# [Collected data entries]
+ + + +

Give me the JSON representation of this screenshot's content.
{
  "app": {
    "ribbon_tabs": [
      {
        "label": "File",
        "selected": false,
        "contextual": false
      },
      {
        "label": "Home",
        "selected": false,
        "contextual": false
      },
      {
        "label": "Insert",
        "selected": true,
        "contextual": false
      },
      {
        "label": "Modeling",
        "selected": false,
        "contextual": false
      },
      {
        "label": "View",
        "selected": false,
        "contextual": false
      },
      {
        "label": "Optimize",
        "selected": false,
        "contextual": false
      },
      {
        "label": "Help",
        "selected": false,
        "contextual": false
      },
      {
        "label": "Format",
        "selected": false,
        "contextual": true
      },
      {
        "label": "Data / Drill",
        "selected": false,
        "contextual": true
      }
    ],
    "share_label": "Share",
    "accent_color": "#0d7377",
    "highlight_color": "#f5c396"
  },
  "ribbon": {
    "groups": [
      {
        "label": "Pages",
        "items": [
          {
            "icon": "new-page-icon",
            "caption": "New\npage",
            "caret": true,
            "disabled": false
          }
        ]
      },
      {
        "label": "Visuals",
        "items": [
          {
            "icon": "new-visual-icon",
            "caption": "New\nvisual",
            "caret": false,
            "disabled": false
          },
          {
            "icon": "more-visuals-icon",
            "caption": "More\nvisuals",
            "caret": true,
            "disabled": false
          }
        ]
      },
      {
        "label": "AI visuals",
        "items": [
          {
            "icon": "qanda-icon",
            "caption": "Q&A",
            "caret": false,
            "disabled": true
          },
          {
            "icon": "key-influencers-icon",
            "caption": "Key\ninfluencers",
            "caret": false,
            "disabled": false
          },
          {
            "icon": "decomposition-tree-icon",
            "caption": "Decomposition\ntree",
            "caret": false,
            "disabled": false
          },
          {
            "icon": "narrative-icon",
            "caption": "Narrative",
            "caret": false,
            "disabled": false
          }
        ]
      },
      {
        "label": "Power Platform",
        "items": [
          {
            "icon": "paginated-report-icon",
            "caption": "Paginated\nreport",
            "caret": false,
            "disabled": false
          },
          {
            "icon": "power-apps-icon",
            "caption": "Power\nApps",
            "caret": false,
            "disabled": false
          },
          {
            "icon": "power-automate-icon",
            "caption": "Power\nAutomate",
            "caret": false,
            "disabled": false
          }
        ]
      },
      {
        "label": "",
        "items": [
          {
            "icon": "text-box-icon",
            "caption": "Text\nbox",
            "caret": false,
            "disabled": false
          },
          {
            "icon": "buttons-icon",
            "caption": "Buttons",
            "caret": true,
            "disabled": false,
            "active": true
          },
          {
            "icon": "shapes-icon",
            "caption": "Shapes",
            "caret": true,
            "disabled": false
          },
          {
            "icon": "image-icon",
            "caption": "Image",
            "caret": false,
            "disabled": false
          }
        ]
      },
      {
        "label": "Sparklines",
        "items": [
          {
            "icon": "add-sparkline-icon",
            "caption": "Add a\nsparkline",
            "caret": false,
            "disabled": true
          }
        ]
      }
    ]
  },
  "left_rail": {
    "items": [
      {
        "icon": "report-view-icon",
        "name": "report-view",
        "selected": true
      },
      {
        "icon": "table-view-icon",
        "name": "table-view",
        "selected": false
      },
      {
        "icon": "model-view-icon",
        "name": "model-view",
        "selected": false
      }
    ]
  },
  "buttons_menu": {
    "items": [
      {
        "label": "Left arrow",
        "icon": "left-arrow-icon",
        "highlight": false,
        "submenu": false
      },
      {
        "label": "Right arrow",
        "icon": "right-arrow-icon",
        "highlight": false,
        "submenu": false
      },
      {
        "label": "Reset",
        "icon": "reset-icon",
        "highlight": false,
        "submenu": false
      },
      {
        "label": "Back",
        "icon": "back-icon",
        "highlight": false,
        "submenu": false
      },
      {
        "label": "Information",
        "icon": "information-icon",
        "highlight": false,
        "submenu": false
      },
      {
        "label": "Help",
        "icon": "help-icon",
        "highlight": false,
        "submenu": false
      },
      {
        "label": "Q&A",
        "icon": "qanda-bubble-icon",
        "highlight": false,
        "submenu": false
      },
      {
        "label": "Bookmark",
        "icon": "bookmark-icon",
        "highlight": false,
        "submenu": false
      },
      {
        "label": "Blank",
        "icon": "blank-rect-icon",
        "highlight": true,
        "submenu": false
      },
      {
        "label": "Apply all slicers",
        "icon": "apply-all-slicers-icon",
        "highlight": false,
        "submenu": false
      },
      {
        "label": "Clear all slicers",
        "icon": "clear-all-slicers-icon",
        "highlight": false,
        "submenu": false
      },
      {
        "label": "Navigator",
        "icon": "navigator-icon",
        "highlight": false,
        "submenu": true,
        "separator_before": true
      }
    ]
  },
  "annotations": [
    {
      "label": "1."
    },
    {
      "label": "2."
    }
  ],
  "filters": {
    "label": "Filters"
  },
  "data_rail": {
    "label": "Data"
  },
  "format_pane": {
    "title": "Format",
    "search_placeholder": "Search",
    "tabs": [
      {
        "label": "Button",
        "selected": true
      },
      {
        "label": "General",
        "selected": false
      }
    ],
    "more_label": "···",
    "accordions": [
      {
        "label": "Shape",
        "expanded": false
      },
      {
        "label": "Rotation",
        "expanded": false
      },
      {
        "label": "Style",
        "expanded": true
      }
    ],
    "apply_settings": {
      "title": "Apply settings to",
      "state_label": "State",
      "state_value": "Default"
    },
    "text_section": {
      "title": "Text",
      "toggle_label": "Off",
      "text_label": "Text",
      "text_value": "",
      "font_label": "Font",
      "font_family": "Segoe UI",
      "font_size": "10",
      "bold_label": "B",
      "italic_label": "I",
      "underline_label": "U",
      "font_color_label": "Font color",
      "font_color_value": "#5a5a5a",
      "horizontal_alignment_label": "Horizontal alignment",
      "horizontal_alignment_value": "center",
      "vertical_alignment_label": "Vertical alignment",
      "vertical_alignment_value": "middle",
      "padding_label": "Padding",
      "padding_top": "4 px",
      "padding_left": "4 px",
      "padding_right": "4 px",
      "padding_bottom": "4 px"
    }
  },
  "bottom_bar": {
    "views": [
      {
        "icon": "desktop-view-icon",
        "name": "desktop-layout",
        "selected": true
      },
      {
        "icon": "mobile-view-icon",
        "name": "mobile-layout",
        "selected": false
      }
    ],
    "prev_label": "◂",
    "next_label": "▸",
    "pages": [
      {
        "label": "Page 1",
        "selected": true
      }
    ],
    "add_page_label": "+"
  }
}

+ + + +

# [GIVEN EXERCISE]
Copy all lines of the listing above that contain the string "arrow".

# [SOLUTION BELOW]
        "label": "Left arrow",
        "icon": "left-arrow-icon",
        "label": "Right arrow",
        "icon": "right-arrow-icon",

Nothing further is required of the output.